== Given exercise ==
Please reproduce the rows below word for word, leaving every line unchanged.

—————

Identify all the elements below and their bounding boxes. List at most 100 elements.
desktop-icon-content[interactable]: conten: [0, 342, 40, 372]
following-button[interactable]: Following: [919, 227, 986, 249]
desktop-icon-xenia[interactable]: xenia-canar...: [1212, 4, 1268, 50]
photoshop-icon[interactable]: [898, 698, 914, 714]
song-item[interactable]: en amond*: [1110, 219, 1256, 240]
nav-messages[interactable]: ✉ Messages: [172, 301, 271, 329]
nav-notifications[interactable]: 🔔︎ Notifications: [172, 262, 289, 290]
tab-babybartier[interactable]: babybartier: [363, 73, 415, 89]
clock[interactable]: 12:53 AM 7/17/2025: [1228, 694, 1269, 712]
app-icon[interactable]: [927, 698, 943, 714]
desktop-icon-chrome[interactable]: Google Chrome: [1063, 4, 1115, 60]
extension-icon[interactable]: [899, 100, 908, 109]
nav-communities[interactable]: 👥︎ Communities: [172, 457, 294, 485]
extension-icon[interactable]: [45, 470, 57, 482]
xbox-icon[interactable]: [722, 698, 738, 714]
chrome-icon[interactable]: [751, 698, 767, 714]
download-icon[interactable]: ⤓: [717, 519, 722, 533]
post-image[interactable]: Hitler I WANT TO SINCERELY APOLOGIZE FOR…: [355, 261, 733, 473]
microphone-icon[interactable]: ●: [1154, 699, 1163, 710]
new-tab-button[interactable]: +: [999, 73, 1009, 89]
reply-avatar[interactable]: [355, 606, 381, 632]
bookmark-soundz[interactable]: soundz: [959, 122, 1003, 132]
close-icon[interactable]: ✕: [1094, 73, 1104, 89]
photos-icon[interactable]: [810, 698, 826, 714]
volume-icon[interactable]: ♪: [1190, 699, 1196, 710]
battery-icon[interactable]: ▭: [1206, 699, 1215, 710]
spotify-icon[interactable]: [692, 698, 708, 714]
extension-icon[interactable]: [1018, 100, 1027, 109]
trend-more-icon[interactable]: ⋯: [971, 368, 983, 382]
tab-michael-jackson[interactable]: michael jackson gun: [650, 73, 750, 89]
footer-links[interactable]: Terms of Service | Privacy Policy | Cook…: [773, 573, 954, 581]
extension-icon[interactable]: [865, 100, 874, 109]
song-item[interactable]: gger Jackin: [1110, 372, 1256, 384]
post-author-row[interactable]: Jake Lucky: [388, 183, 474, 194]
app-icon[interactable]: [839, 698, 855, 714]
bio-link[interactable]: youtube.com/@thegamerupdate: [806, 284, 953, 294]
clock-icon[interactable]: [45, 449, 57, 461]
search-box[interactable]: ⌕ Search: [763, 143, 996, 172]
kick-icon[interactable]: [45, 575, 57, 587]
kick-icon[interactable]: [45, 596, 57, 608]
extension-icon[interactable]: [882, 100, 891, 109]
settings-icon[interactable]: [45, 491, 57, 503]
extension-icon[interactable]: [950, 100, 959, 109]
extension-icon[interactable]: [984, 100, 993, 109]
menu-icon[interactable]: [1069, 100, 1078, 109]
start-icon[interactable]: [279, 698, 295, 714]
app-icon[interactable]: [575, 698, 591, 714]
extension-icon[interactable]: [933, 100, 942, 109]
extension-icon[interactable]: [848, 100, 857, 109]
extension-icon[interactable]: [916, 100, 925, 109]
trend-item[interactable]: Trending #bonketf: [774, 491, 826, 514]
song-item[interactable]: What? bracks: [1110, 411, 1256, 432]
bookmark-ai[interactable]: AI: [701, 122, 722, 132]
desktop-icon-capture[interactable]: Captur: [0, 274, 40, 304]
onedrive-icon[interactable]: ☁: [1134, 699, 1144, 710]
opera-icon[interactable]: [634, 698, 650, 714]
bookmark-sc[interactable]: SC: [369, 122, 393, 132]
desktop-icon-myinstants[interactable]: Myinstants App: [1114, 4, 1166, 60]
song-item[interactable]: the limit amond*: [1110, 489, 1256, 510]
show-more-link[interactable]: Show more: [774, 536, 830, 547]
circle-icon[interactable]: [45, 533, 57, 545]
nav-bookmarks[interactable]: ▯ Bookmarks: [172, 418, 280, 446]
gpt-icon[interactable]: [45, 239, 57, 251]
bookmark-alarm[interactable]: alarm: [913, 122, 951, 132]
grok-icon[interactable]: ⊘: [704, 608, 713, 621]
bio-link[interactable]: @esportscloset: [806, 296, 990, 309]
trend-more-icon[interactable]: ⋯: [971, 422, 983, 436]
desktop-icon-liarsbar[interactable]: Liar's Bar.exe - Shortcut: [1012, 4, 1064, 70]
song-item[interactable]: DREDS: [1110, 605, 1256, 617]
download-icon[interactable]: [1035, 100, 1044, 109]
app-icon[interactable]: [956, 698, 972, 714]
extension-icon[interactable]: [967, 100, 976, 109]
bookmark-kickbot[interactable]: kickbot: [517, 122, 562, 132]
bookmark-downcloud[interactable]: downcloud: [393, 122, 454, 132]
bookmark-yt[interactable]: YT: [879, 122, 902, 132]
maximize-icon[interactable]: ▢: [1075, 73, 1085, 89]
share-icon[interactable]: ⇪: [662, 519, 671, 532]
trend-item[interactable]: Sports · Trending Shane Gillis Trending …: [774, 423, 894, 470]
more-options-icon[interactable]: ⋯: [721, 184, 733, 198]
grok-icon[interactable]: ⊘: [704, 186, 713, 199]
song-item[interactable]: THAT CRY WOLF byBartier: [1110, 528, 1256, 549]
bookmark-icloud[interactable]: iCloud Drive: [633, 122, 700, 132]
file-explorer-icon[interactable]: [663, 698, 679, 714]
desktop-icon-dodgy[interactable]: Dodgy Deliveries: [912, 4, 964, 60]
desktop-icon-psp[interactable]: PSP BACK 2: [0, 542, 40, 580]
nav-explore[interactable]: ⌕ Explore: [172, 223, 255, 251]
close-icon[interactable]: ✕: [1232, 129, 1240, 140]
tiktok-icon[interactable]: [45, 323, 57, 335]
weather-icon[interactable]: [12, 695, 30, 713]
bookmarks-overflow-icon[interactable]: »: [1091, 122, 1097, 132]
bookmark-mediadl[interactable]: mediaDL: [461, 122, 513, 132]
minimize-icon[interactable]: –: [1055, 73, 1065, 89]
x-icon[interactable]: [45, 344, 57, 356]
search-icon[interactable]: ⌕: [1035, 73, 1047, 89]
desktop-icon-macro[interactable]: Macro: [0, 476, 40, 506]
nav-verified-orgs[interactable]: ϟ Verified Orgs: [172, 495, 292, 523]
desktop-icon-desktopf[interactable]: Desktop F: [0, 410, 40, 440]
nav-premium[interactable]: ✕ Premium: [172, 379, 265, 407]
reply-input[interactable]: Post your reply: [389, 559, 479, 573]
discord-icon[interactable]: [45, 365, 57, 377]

—————

== Result of this task ==
Identify all the elements below and their bounding boxes. List at most 100 elements.
desktop-icon-content[interactable]: conten: [0, 342, 40, 372]
following-button[interactable]: Following: [919, 227, 986, 249]
desktop-icon-xenia[interactable]: xenia-canar...: [1212, 4, 1268, 50]
photoshop-icon[interactable]: [898, 698, 914, 714]
song-item[interactable]: en amond*: [1110, 219, 1256, 240]
nav-messages[interactable]: ✉ Messages: [172, 301, 271, 329]
nav-notifications[interactable]: 🔔︎ Notifications: [172, 262, 289, 290]
tab-babybartier[interactable]: babybartier: [363, 73, 415, 89]
clock[interactable]: 12:53 AM 7/17/2025: [1228, 694, 1269, 712]
app-icon[interactable]: [927, 698, 943, 714]
desktop-icon-chrome[interactable]: Google Chrome: [1063, 4, 1115, 60]
extension-icon[interactable]: [899, 100, 908, 109]
nav-communities[interactable]: 👥︎ Communities: [172, 457, 294, 485]
extension-icon[interactable]: [45, 470, 57, 482]
xbox-icon[interactable]: [722, 698, 738, 714]
chrome-icon[interactable]: [751, 698, 767, 714]
download-icon[interactable]: ⤓: [717, 519, 722, 533]
post-image[interactable]: Hitler I WANT TO SINCERELY APOLOGIZE FOR…: [355, 261, 733, 473]
microphone-icon[interactable]: ●: [1154, 699, 1163, 710]
new-tab-button[interactable]: +: [999, 73, 1009, 89]
reply-avatar[interactable]: [355, 606, 381, 632]
bookmark-soundz[interactable]: soundz: [959, 122, 1003, 132]
close-icon[interactable]: ✕: [1094, 73, 1104, 89]
photos-icon[interactable]: [810, 698, 826, 714]
volume-icon[interactable]: ♪: [1190, 699, 1196, 710]
battery-icon[interactable]: ▭: [1206, 699, 1215, 710]
spotify-icon[interactable]: [692, 698, 708, 714]
extension-icon[interactable]: [1018, 100, 1027, 109]
trend-more-icon[interactable]: ⋯: [971, 368, 983, 382]
tab-michael-jackson[interactable]: michael jackson gun: [650, 73, 750, 89]
footer-links[interactable]: Terms of Service | Privacy Policy | Cook…: [773, 573, 954, 581]
extension-icon[interactable]: [865, 100, 874, 109]
song-item[interactable]: gger Jackin: [1110, 372, 1256, 384]
post-author-row[interactable]: Jake Lucky: [388, 183, 474, 194]
app-icon[interactable]: [839, 698, 855, 714]
bio-link[interactable]: youtube.com/@thegamerupdate: [806, 284, 953, 294]
clock-icon[interactable]: [45, 449, 57, 461]
search-box[interactable]: ⌕ Search: [763, 143, 996, 172]
kick-icon[interactable]: [45, 575, 57, 587]
kick-icon[interactable]: [45, 596, 57, 608]
extension-icon[interactable]: [882, 100, 891, 109]
settings-icon[interactable]: [45, 491, 57, 503]
extension-icon[interactable]: [950, 100, 959, 109]
extension-icon[interactable]: [984, 100, 993, 109]
menu-icon[interactable]: [1069, 100, 1078, 109]
start-icon[interactable]: [279, 698, 295, 714]
app-icon[interactable]: [575, 698, 591, 714]
extension-icon[interactable]: [933, 100, 942, 109]
extension-icon[interactable]: [848, 100, 857, 109]
extension-icon[interactable]: [916, 100, 925, 109]
trend-item[interactable]: Trending #bonketf: [774, 491, 826, 514]
song-item[interactable]: What? bracks: [1110, 411, 1256, 432]
bookmark-ai[interactable]: AI: [701, 122, 722, 132]
desktop-icon-capture[interactable]: Captur: [0, 274, 40, 304]
onedrive-icon[interactable]: ☁: [1134, 699, 1144, 710]
opera-icon[interactable]: [634, 698, 650, 714]
bookmark-sc[interactable]: SC: [369, 122, 393, 132]
desktop-icon-myinstants[interactable]: Myinstants App: [1114, 4, 1166, 60]
song-item[interactable]: the limit amond*: [1110, 489, 1256, 510]
show-more-link[interactable]: Show more: [774, 536, 830, 547]
circle-icon[interactable]: [45, 533, 57, 545]
nav-bookmarks[interactable]: ▯ Bookmarks: [172, 418, 280, 446]
gpt-icon[interactable]: [45, 239, 57, 251]
bookmark-alarm[interactable]: alarm: [913, 122, 951, 132]
grok-icon[interactable]: ⊘: [704, 608, 713, 621]
bio-link[interactable]: @esportscloset: [806, 296, 990, 309]
trend-more-icon[interactable]: ⋯: [971, 422, 983, 436]
desktop-icon-liarsbar[interactable]: Liar's Bar.exe - Shortcut: [1012, 4, 1064, 70]
song-item[interactable]: DREDS: [1110, 605, 1256, 617]
download-icon[interactable]: [1035, 100, 1044, 109]
app-icon[interactable]: [956, 698, 972, 714]
extension-icon[interactable]: [967, 100, 976, 109]
bookmark-kickbot[interactable]: kickbot: [517, 122, 562, 132]
bookmark-downcloud[interactable]: downcloud: [393, 122, 454, 132]
bookmark-yt[interactable]: YT: [879, 122, 902, 132]
maximize-icon[interactable]: ▢: [1075, 73, 1085, 89]
share-icon[interactable]: ⇪: [662, 519, 671, 532]
trend-item[interactable]: Sports · Trending Shane Gillis Trending …: [774, 423, 894, 470]
more-options-icon[interactable]: ⋯: [721, 184, 733, 198]
grok-icon[interactable]: ⊘: [704, 186, 713, 199]
song-item[interactable]: THAT CRY WOLF byBartier: [1110, 528, 1256, 549]
bookmark-icloud[interactable]: iCloud Drive: [633, 122, 700, 132]
file-explorer-icon[interactable]: [663, 698, 679, 714]
desktop-icon-dodgy[interactable]: Dodgy Deliveries: [912, 4, 964, 60]
desktop-icon-psp[interactable]: PSP BACK 2: [0, 542, 40, 580]
nav-explore[interactable]: ⌕ Explore: [172, 223, 255, 251]
close-icon[interactable]: ✕: [1232, 129, 1240, 140]
tiktok-icon[interactable]: [45, 323, 57, 335]
weather-icon[interactable]: [12, 695, 30, 713]
bookmarks-overflow-icon[interactable]: »: [1091, 122, 1097, 132]
bookmark-mediadl[interactable]: mediaDL: [461, 122, 513, 132]
minimize-icon[interactable]: –: [1055, 73, 1065, 89]
x-icon[interactable]: [45, 344, 57, 356]
search-icon[interactable]: ⌕: [1035, 73, 1047, 89]
desktop-icon-macro[interactable]: Macro: [0, 476, 40, 506]
nav-verified-orgs[interactable]: ϟ Verified Orgs: [172, 495, 292, 523]
desktop-icon-desktopf[interactable]: Desktop F: [0, 410, 40, 440]
nav-premium[interactable]: ✕ Premium: [172, 379, 265, 407]
reply-input[interactable]: Post your reply: [389, 559, 479, 573]
discord-icon[interactable]: [45, 365, 57, 377]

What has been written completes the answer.